## Records for the task
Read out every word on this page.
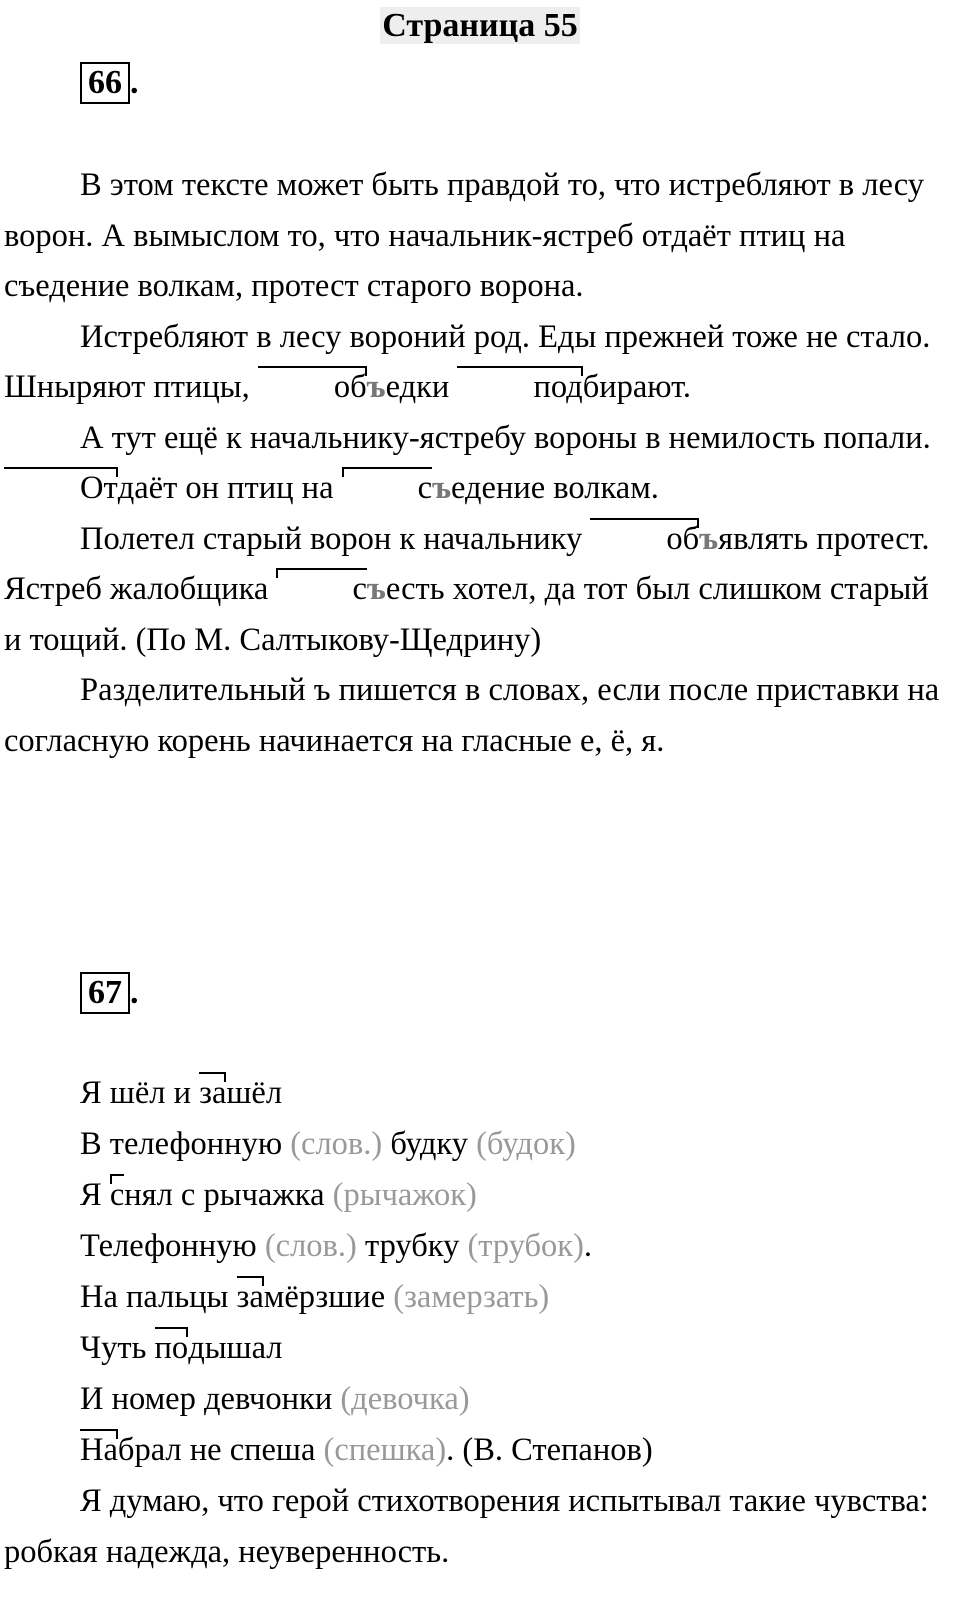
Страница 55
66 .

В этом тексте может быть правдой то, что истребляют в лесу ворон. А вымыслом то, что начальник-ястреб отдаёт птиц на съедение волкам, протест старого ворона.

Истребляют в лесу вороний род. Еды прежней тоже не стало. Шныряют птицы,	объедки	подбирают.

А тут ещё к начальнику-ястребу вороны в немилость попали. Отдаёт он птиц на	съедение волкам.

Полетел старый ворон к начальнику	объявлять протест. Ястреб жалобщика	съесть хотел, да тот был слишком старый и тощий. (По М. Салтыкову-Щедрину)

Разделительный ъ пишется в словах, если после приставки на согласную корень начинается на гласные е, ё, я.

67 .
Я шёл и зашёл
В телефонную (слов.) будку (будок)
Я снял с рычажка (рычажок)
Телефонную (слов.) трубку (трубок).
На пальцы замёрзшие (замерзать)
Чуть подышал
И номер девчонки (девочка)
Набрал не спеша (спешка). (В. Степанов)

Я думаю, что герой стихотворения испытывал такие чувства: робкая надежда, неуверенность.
* * *
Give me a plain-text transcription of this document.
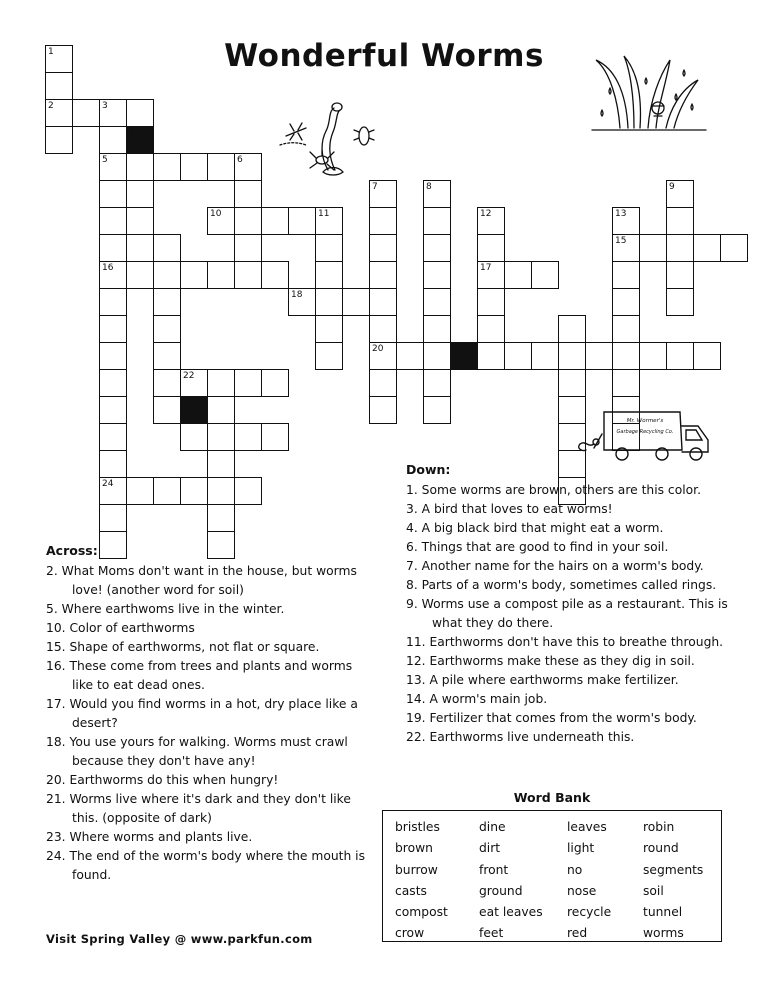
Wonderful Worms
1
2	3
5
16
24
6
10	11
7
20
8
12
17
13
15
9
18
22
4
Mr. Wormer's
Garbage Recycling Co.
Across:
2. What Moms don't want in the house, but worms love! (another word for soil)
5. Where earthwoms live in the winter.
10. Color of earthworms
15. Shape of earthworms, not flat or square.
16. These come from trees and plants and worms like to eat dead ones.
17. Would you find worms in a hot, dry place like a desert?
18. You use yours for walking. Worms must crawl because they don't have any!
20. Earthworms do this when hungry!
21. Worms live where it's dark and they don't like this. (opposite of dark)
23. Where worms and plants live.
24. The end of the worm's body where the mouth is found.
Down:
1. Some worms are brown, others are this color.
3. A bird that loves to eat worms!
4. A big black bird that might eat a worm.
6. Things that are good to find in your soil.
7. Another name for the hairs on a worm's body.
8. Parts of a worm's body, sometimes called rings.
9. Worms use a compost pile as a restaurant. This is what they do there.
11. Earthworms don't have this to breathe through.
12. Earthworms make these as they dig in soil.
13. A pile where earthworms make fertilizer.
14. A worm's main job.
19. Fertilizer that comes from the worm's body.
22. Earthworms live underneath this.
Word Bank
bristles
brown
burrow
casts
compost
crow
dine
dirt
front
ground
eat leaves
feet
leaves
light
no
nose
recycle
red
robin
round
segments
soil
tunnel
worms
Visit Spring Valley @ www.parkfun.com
--
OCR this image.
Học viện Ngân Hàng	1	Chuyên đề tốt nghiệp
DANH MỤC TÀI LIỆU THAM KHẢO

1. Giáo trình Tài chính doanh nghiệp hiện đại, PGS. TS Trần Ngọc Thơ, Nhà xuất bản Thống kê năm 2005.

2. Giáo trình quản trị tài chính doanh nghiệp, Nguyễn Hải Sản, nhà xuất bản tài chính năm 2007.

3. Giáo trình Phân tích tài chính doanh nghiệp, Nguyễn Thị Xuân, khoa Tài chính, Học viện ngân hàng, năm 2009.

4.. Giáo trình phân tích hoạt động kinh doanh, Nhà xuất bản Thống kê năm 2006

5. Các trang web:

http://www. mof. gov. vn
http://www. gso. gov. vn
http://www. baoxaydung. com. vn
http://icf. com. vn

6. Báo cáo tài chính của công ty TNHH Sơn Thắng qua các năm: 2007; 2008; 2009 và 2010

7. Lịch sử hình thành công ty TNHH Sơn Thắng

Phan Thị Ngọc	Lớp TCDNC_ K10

## Required work
Looking at the records above, say how many lines hold the string "make". Write nothing but the number.

## Output for this exercise
2